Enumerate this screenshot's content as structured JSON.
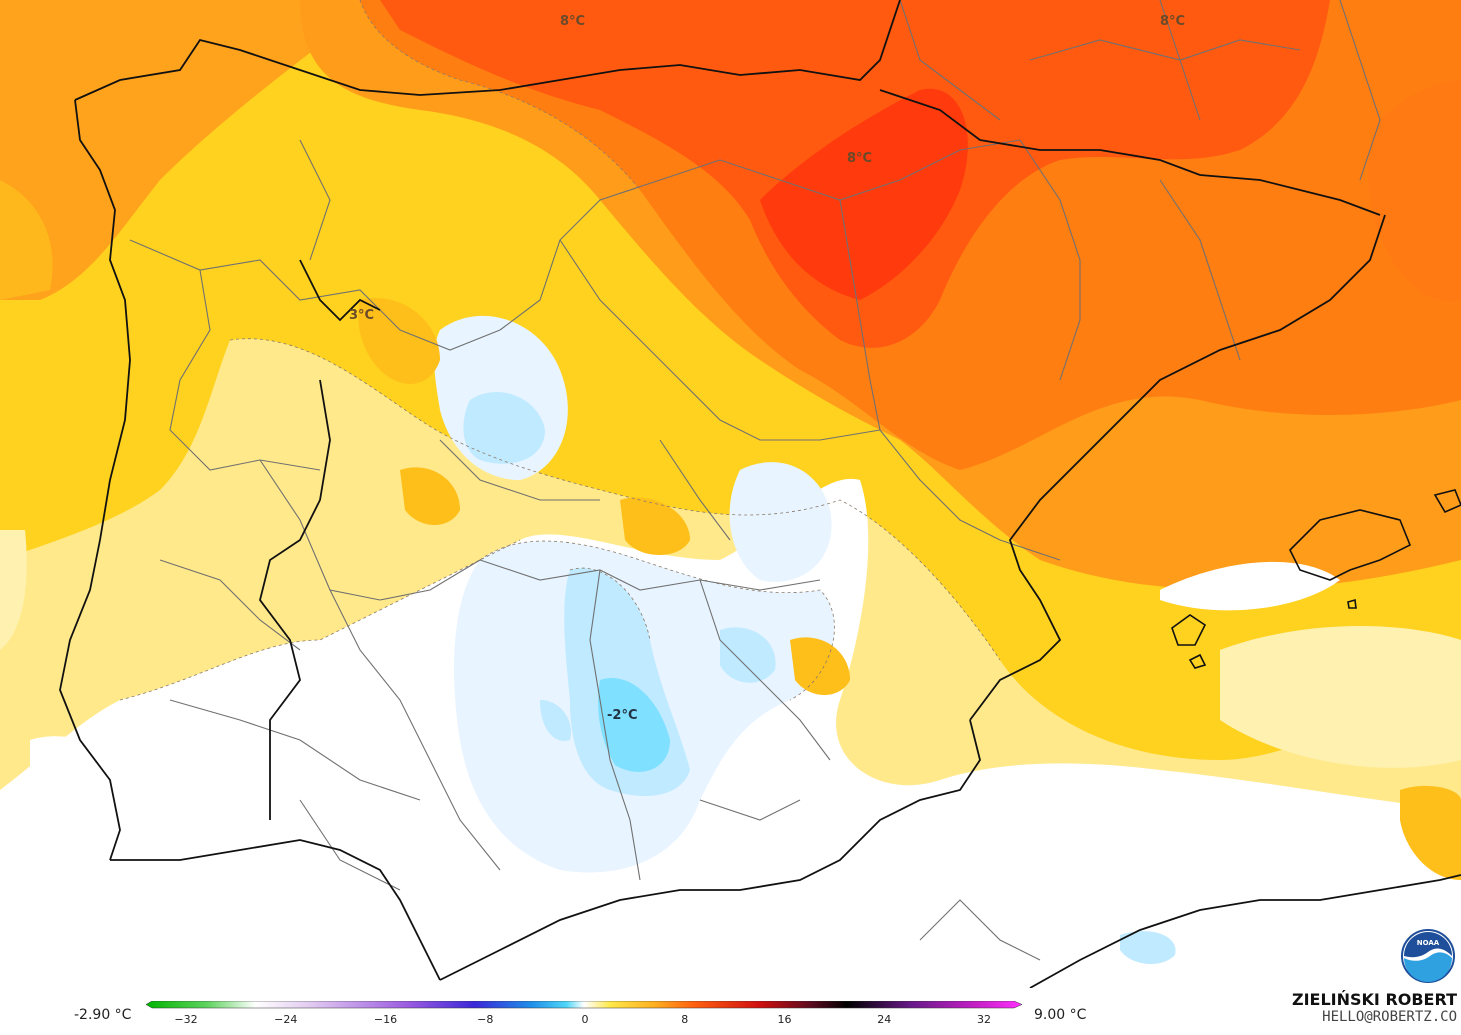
{
  "map": {
    "labels": [
      {
        "name": "label-north-8",
        "text": "8°C"
      },
      {
        "name": "label-northeast-8",
        "text": "8°C"
      },
      {
        "name": "label-ebro-8",
        "text": "8°C"
      },
      {
        "name": "label-leon-3",
        "text": "3°C"
      },
      {
        "name": "label-south-minus2",
        "text": "-2°C"
      }
    ]
  },
  "legend": {
    "min_value": "-2.90 °C",
    "max_value": "9.00 °C",
    "ticks": [
      "−32",
      "−24",
      "−16",
      "−8",
      "0",
      "8",
      "16",
      "24",
      "32"
    ]
  },
  "credit": {
    "name": "ZIELIŃSKI ROBERT",
    "email": "HELLO@ROBERTZ.CO"
  },
  "logo": {
    "text": "NOAA",
    "icon": "noaa-logo"
  },
  "colors": {
    "warm_red": "#ff4e0f",
    "orange": "#ff9a1a",
    "yellow": "#ffd800",
    "light_yellow": "#fff3b0",
    "cold_blue": "#7fe0ff"
  }
}
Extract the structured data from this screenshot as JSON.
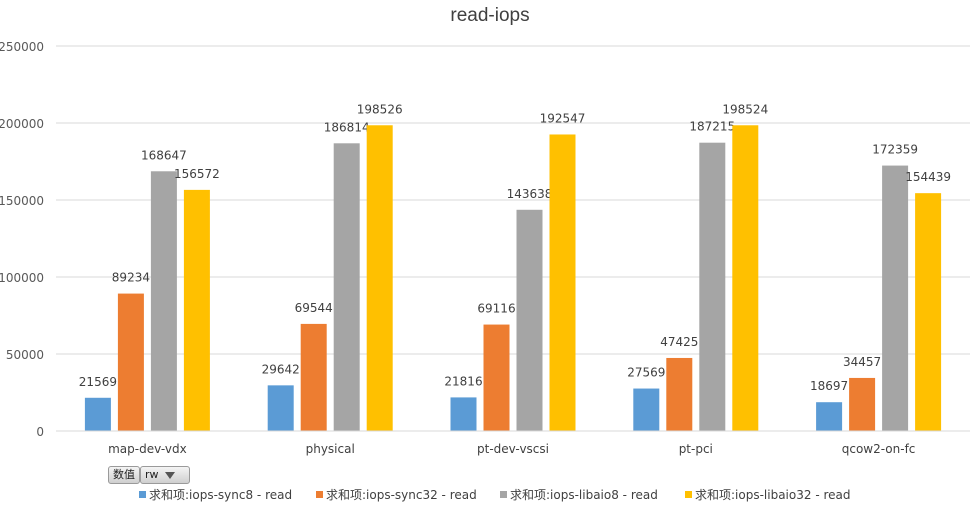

● ● ● ● ● ● ●

## Do this
Omit any images, then output the listing exactly.

## Solution to the exercise
Enumerate this screenshot's content as structured JSON.
{
  "map": {
    "labels": [
      {
        "name": "label-north-8",
        "text": "8°C"
      },
      {
        "name": "label-northeast-8",
        "text": "8°C"
      },
      {
        "name": "label-ebro-8",
        "text": "8°C"
      },
      {
        "name": "label-leon-3",
        "text": "3°C"
      },
      {
        "name": "label-south-minus2",
        "text": "-2°C"
      }
    ]
  },
  "legend": {
    "min_value": "-2.90 °C",
    "max_value": "9.00 °C",
    "ticks": [
      "−32",
      "−24",
      "−16",
      "−8",
      "0",
      "8",
      "16",
      "24",
      "32"
    ]
  },
  "credit": {
    "name": "ZIELIŃSKI ROBERT",
    "email": "HELLO@ROBERTZ.CO"
  },
  "logo": {
    "text": "NOAA",
    "icon": "noaa-logo"
  },
  "colors": {
    "warm_red": "#ff4e0f",
    "orange": "#ff9a1a",
    "yellow": "#ffd800",
    "light_yellow": "#fff3b0",
    "cold_blue": "#7fe0ff"
  }
}
Extract the structured data from this screenshot as JSON.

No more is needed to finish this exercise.